Data excerpts:
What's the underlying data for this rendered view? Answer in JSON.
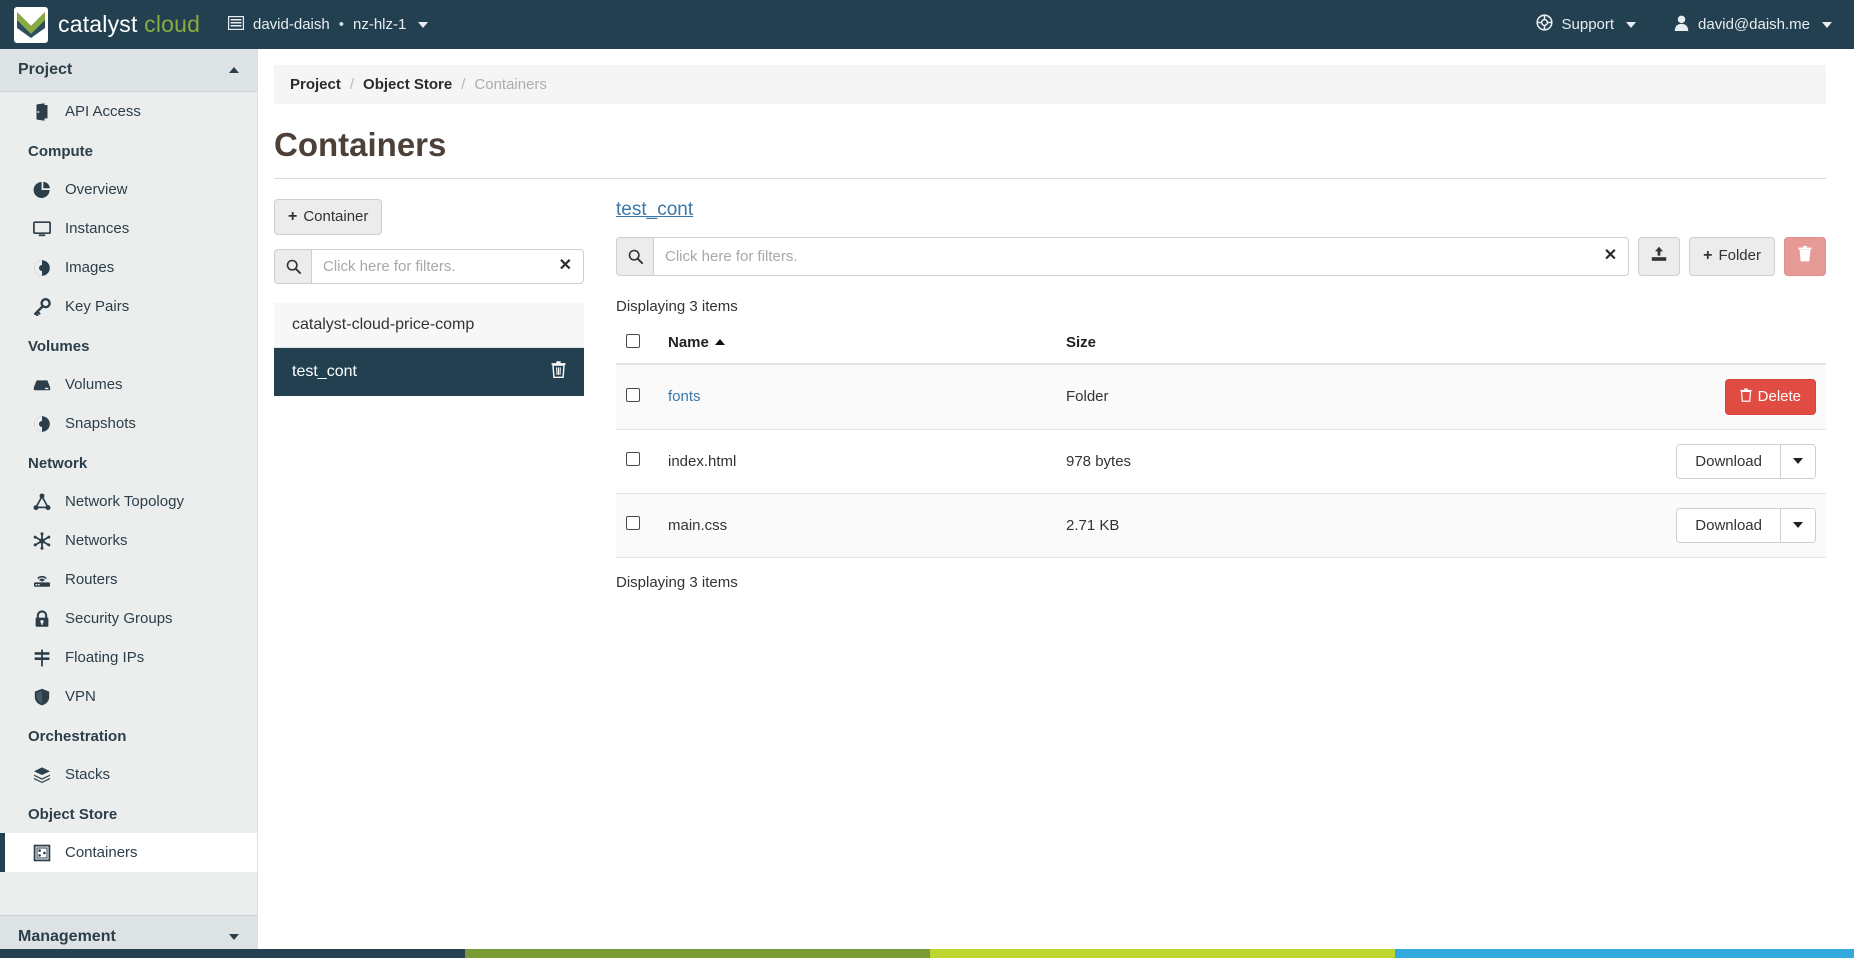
{
  "header": {
    "brand_part1": "catalyst",
    "brand_part2": "cloud",
    "logo_icon": "catalyst-check-logo-icon",
    "context": {
      "project_icon": "project-grid-icon",
      "project": "david-daish",
      "separator": "•",
      "region": "nz-hlz-1",
      "caret_icon": "chevron-down-icon"
    },
    "support": {
      "icon": "lifebuoy-icon",
      "label": "Support",
      "caret_icon": "chevron-down-icon"
    },
    "user": {
      "icon": "user-icon",
      "label": "david@daish.me",
      "caret_icon": "chevron-down-icon"
    }
  },
  "sidebar": {
    "panel_title": "Project",
    "panel_caret_icon": "chevron-up-icon",
    "footer_panel_title": "Management",
    "footer_panel_caret_icon": "chevron-down-icon",
    "sections": [
      {
        "label": "",
        "items": [
          {
            "label": "API Access",
            "icon": "door-icon",
            "active": false
          }
        ]
      },
      {
        "label": "Compute",
        "items": [
          {
            "label": "Overview",
            "icon": "pie-chart-icon",
            "active": false
          },
          {
            "label": "Instances",
            "icon": "monitor-icon",
            "active": false
          },
          {
            "label": "Images",
            "icon": "image-disc-icon",
            "active": false
          },
          {
            "label": "Key Pairs",
            "icon": "key-icon",
            "active": false
          }
        ]
      },
      {
        "label": "Volumes",
        "items": [
          {
            "label": "Volumes",
            "icon": "drive-icon",
            "active": false
          },
          {
            "label": "Snapshots",
            "icon": "snapshot-disc-icon",
            "active": false
          }
        ]
      },
      {
        "label": "Network",
        "items": [
          {
            "label": "Network Topology",
            "icon": "topology-icon",
            "active": false
          },
          {
            "label": "Networks",
            "icon": "network-nodes-icon",
            "active": false
          },
          {
            "label": "Routers",
            "icon": "router-icon",
            "active": false
          },
          {
            "label": "Security Groups",
            "icon": "lock-icon",
            "active": false
          },
          {
            "label": "Floating IPs",
            "icon": "signpost-icon",
            "active": false
          },
          {
            "label": "VPN",
            "icon": "shield-icon",
            "active": false
          }
        ]
      },
      {
        "label": "Orchestration",
        "items": [
          {
            "label": "Stacks",
            "icon": "layers-icon",
            "active": false
          }
        ]
      },
      {
        "label": "Object Store",
        "items": [
          {
            "label": "Containers",
            "icon": "container-box-icon",
            "active": true
          }
        ]
      }
    ]
  },
  "breadcrumb": {
    "items": [
      "Project",
      "Object Store"
    ],
    "current": "Containers",
    "separator": "/"
  },
  "page": {
    "title": "Containers"
  },
  "containers_panel": {
    "create_button": {
      "label": "Container",
      "icon": "plus-icon"
    },
    "filter": {
      "icon": "search-icon",
      "placeholder": "Click here for filters.",
      "value": "",
      "clear_icon": "close-x-icon"
    },
    "items": [
      {
        "name": "catalyst-cloud-price-comp",
        "selected": false,
        "delete_icon": "trash-icon"
      },
      {
        "name": "test_cont",
        "selected": true,
        "delete_icon": "trash-icon"
      }
    ]
  },
  "objects_panel": {
    "container_name": "test_cont",
    "filter": {
      "icon": "search-icon",
      "placeholder": "Click here for filters.",
      "value": "",
      "clear_icon": "close-x-icon"
    },
    "upload_button": {
      "icon": "upload-icon",
      "label": ""
    },
    "folder_button": {
      "icon": "plus-icon",
      "label": "Folder"
    },
    "delete_button": {
      "icon": "trash-icon",
      "label": ""
    },
    "count_top": "Displaying 3 items",
    "count_bottom": "Displaying 3 items",
    "table": {
      "select_all_checkbox": "checkbox",
      "columns": [
        {
          "label": "Name",
          "sort": "asc",
          "sort_icon": "caret-up-icon"
        },
        {
          "label": "Size",
          "sort": "none"
        }
      ],
      "rows": [
        {
          "checkbox": "checkbox",
          "name": "fonts",
          "is_link": true,
          "size": "Folder",
          "action": {
            "type": "delete",
            "label": "Delete",
            "icon": "trash-icon"
          }
        },
        {
          "checkbox": "checkbox",
          "name": "index.html",
          "is_link": false,
          "size": "978 bytes",
          "action": {
            "type": "split",
            "label": "Download",
            "caret_icon": "caret-down-icon"
          }
        },
        {
          "checkbox": "checkbox",
          "name": "main.css",
          "is_link": false,
          "size": "2.71 KB",
          "action": {
            "type": "split",
            "label": "Download",
            "caret_icon": "caret-down-icon"
          }
        }
      ]
    }
  },
  "colors": {
    "nav_dark": "#22404f",
    "brand_green": "#8aab3f",
    "link_blue": "#3b78a8",
    "danger_red": "#e04b42",
    "danger_muted": "#e69a96",
    "footer_stripe": [
      "#22404f",
      "#7a9a35",
      "#bed62f",
      "#34a9dd"
    ]
  }
}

Requirements: Print all of the records shown above exactly, leaving out each picture.

Final result:
What's the underlying data for this rendered view? Answer in JSON.
{
  "header": {
    "brand_part1": "catalyst",
    "brand_part2": "cloud",
    "logo_icon": "catalyst-check-logo-icon",
    "context": {
      "project_icon": "project-grid-icon",
      "project": "david-daish",
      "separator": "•",
      "region": "nz-hlz-1",
      "caret_icon": "chevron-down-icon"
    },
    "support": {
      "icon": "lifebuoy-icon",
      "label": "Support",
      "caret_icon": "chevron-down-icon"
    },
    "user": {
      "icon": "user-icon",
      "label": "david@daish.me",
      "caret_icon": "chevron-down-icon"
    }
  },
  "sidebar": {
    "panel_title": "Project",
    "panel_caret_icon": "chevron-up-icon",
    "footer_panel_title": "Management",
    "footer_panel_caret_icon": "chevron-down-icon",
    "sections": [
      {
        "label": "",
        "items": [
          {
            "label": "API Access",
            "icon": "door-icon",
            "active": false
          }
        ]
      },
      {
        "label": "Compute",
        "items": [
          {
            "label": "Overview",
            "icon": "pie-chart-icon",
            "active": false
          },
          {
            "label": "Instances",
            "icon": "monitor-icon",
            "active": false
          },
          {
            "label": "Images",
            "icon": "image-disc-icon",
            "active": false
          },
          {
            "label": "Key Pairs",
            "icon": "key-icon",
            "active": false
          }
        ]
      },
      {
        "label": "Volumes",
        "items": [
          {
            "label": "Volumes",
            "icon": "drive-icon",
            "active": false
          },
          {
            "label": "Snapshots",
            "icon": "snapshot-disc-icon",
            "active": false
          }
        ]
      },
      {
        "label": "Network",
        "items": [
          {
            "label": "Network Topology",
            "icon": "topology-icon",
            "active": false
          },
          {
            "label": "Networks",
            "icon": "network-nodes-icon",
            "active": false
          },
          {
            "label": "Routers",
            "icon": "router-icon",
            "active": false
          },
          {
            "label": "Security Groups",
            "icon": "lock-icon",
            "active": false
          },
          {
            "label": "Floating IPs",
            "icon": "signpost-icon",
            "active": false
          },
          {
            "label": "VPN",
            "icon": "shield-icon",
            "active": false
          }
        ]
      },
      {
        "label": "Orchestration",
        "items": [
          {
            "label": "Stacks",
            "icon": "layers-icon",
            "active": false
          }
        ]
      },
      {
        "label": "Object Store",
        "items": [
          {
            "label": "Containers",
            "icon": "container-box-icon",
            "active": true
          }
        ]
      }
    ]
  },
  "breadcrumb": {
    "items": [
      "Project",
      "Object Store"
    ],
    "current": "Containers",
    "separator": "/"
  },
  "page": {
    "title": "Containers"
  },
  "containers_panel": {
    "create_button": {
      "label": "Container",
      "icon": "plus-icon"
    },
    "filter": {
      "icon": "search-icon",
      "placeholder": "Click here for filters.",
      "value": "",
      "clear_icon": "close-x-icon"
    },
    "items": [
      {
        "name": "catalyst-cloud-price-comp",
        "selected": false,
        "delete_icon": "trash-icon"
      },
      {
        "name": "test_cont",
        "selected": true,
        "delete_icon": "trash-icon"
      }
    ]
  },
  "objects_panel": {
    "container_name": "test_cont",
    "filter": {
      "icon": "search-icon",
      "placeholder": "Click here for filters.",
      "value": "",
      "clear_icon": "close-x-icon"
    },
    "upload_button": {
      "icon": "upload-icon",
      "label": ""
    },
    "folder_button": {
      "icon": "plus-icon",
      "label": "Folder"
    },
    "delete_button": {
      "icon": "trash-icon",
      "label": ""
    },
    "count_top": "Displaying 3 items",
    "count_bottom": "Displaying 3 items",
    "table": {
      "select_all_checkbox": "checkbox",
      "columns": [
        {
          "label": "Name",
          "sort": "asc",
          "sort_icon": "caret-up-icon"
        },
        {
          "label": "Size",
          "sort": "none"
        }
      ],
      "rows": [
        {
          "checkbox": "checkbox",
          "name": "fonts",
          "is_link": true,
          "size": "Folder",
          "action": {
            "type": "delete",
            "label": "Delete",
            "icon": "trash-icon"
          }
        },
        {
          "checkbox": "checkbox",
          "name": "index.html",
          "is_link": false,
          "size": "978 bytes",
          "action": {
            "type": "split",
            "label": "Download",
            "caret_icon": "caret-down-icon"
          }
        },
        {
          "checkbox": "checkbox",
          "name": "main.css",
          "is_link": false,
          "size": "2.71 KB",
          "action": {
            "type": "split",
            "label": "Download",
            "caret_icon": "caret-down-icon"
          }
        }
      ]
    }
  },
  "colors": {
    "nav_dark": "#22404f",
    "brand_green": "#8aab3f",
    "link_blue": "#3b78a8",
    "danger_red": "#e04b42",
    "danger_muted": "#e69a96",
    "footer_stripe": [
      "#22404f",
      "#7a9a35",
      "#bed62f",
      "#34a9dd"
    ]
  }
}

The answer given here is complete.